*Work to complete*.
• a. In the Microsoft Academic Graph notebook, list every file path that the code passes to `pickle.load`.
• b. According to the Microsoft Academic Graph notebook, how many test nodes does Dataset 1 have?
• c. Condense the paragraph of the Microsoft Academic Graph notebook that begins "We provide the preprocessed data" into a short bulleted list that keeps its main facts.

*Selected passage*.
☆ ☆ ☆

This notebook contains some simple code for viewing the node IDs from the Microsoft Academic Graph that we used for the real data experiments in our paper.

In [None]:
import pickle
import os

In [None]:
DATA_DIR = "data/"

In [None]:
# Dataset 1.

# Each list contains the IDs of the nodes from the Microsoft Academic Graph that
# we use in our experiments.
train_nodes = pickle.load(open(os.path.join(DATA_DIR, "dataset_1/train_nodes.pkl"), "rb"))
val_nodes = pickle.load(open(os.path.join(DATA_DIR, "dataset_1/val_nodes.pkl"), "rb"))
test_nodes = pickle.load(open(os.path.join(DATA_DIR, "dataset_1/test_nodes.pkl"), "rb"))

In [None]:
class PaperIdAndIndexMap:
    
    def __init__(self, topo_sorted_nodes):
        self.paper_id_to_idx = {}
        self.idx_to_paper_id = {}
        for idx, paper_id in enumerate(topo_sorted_nodes):
            self.paper_id_to_idx[paper_id] = idx
            self.idx_to_paper_id[idx] = paper_id

In [None]:
print("Number of training nodes: %d" % len(train_nodes))
print("Number of validation nodes: %d" % len(val_nodes))
print("Number of test nodes: %d" % len(test_nodes))

Number of training nodes: 1709405
Number of validation nodes: 244200
Number of test nodes: 488403


In [None]:
# Dataset 2.

# Each list contains the IDs of the nodes from the Microsoft Academic Graph that
# we use in our experiments.
train_nodes = pickle.load(open(os.path.join(DATA_DIR, "dataset_2/train_nodes.pkl"), "rb"))
val_nodes = pickle.load(open(os.path.join(DATA_DIR, "dataset_2/val_nodes.pkl"), "rb"))
test_nodes = pickle.load(open(os.path.join(DATA_DIR, "dataset_2/test_nodes.pkl"), "rb"))

In [None]:
print("Number of training nodes: %d" % len(train_nodes))
print("Number of validation nodes: %d" % len(val_nodes))
print("Number of test nodes: %d" % len(test_nodes))

Number of training nodes: 930064
Number of validation nodes: 132866
Number of test nodes: 265734


In our paper, we preprocess the paper text (title and abstract) and 768-dimensional embedding using [SciBERT](https://github.com/allenai/scibert) and [bert-as-a-service](https://github.com/hanxiao/bert-as-service).

We provide the preprocessed data with the 768-dimensional embeddings for both
the datasets used in our paper. The data is in the form of a dictionary that maps each paper ID to its text embedding and can be loaded using the `pickle` library. The dataset can be found [here](https://drive.google.com/file/d/1cfR6strHk3SoSUHbYv_yY1fXbgWZaP5T/view?usp=sharing).

In [None]:
# A dictionary where the key is Microsoft Academic Graph node ID representing
# an academic paper and the value is a 768-dimensional `np.array` representing
# the text embedding that we use in our training pipeline.
# `nodes_to_scibert_embedding_dataset_{1,2}.pkl` can be downloaded from the links above.
nodes_to_scibert = pickle.load(open(os.path.join(DATA_DIR, "nodes_to_scibert_embedding_dataset_1.pkl"), "rb"))

☆ ☆ ☆

*Supplied data*.
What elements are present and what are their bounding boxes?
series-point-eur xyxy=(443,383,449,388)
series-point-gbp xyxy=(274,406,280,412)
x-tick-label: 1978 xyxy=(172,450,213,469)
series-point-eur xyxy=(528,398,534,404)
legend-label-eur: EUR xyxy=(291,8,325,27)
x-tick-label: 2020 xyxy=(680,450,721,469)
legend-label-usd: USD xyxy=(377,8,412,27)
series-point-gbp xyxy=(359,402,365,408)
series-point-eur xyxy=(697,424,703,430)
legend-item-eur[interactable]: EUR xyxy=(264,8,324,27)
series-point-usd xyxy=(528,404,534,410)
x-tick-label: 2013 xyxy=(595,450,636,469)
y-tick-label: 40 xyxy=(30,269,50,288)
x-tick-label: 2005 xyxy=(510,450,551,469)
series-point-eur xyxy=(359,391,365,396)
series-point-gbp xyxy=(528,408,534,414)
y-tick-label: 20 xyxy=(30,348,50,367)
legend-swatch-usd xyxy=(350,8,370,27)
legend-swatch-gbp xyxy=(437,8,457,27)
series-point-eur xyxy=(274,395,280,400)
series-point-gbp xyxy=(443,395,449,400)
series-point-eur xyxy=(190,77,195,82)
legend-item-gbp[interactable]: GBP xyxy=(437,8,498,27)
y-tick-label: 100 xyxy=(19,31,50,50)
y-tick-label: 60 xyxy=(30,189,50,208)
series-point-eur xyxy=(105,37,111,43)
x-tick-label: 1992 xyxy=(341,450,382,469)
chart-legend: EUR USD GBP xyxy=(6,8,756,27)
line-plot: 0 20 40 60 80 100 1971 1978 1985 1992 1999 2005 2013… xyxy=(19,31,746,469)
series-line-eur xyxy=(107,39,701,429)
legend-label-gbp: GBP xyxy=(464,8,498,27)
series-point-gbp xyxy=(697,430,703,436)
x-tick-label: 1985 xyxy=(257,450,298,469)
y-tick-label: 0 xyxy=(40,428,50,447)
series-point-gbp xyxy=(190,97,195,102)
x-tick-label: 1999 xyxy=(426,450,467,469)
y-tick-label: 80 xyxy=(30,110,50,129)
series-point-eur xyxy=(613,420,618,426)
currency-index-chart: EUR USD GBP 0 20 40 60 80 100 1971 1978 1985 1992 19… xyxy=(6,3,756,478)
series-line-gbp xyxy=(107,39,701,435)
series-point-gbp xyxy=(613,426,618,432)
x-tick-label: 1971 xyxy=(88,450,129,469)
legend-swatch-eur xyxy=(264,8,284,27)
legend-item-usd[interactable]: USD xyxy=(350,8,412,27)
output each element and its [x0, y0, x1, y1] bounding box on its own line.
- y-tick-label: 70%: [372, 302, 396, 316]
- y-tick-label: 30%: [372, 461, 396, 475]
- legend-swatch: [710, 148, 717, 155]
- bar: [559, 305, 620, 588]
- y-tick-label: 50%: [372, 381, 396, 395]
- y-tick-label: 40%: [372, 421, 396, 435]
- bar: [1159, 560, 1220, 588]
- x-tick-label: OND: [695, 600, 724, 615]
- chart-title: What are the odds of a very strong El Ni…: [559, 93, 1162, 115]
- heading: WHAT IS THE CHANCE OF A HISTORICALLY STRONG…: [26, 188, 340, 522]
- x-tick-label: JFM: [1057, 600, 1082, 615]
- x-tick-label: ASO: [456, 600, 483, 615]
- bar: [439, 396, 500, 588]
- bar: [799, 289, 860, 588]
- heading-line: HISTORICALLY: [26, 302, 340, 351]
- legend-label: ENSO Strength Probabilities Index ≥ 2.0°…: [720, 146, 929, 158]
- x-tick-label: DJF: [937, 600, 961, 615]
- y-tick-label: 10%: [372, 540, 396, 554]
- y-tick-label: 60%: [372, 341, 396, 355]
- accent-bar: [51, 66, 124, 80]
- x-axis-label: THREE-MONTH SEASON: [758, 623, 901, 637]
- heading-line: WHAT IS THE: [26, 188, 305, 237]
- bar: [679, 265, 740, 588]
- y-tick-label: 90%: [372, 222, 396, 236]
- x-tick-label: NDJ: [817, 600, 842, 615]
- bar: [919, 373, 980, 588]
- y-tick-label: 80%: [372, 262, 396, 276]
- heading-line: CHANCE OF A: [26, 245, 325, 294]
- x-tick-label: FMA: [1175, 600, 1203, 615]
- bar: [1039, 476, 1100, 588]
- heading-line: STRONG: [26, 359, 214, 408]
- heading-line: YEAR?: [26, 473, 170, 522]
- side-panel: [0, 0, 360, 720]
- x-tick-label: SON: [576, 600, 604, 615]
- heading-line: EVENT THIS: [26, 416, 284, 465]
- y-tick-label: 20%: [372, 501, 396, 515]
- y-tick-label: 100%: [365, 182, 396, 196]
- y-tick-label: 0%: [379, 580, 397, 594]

☆ ☆ ☆

*Results by task*.
• a.
- dataset_1/train_nodes.pkl
- dataset_1/val_nodes.pkl
- dataset_1/test_nodes.pkl
- dataset_2/train_nodes.pkl
- dataset_2/val_nodes.pkl
- dataset_2/test_nodes.pkl
- nodes_to_scibert_embedding_dataset_1.pkl

• b. 488403

• c.
- Preprocessed data with 768-dimensional embeddings is provided for both datasets.
- The data is a dictionary mapping each paper ID to its text embedding.
- It can be loaded with the `pickle` library.
- It is available at a Google Drive link.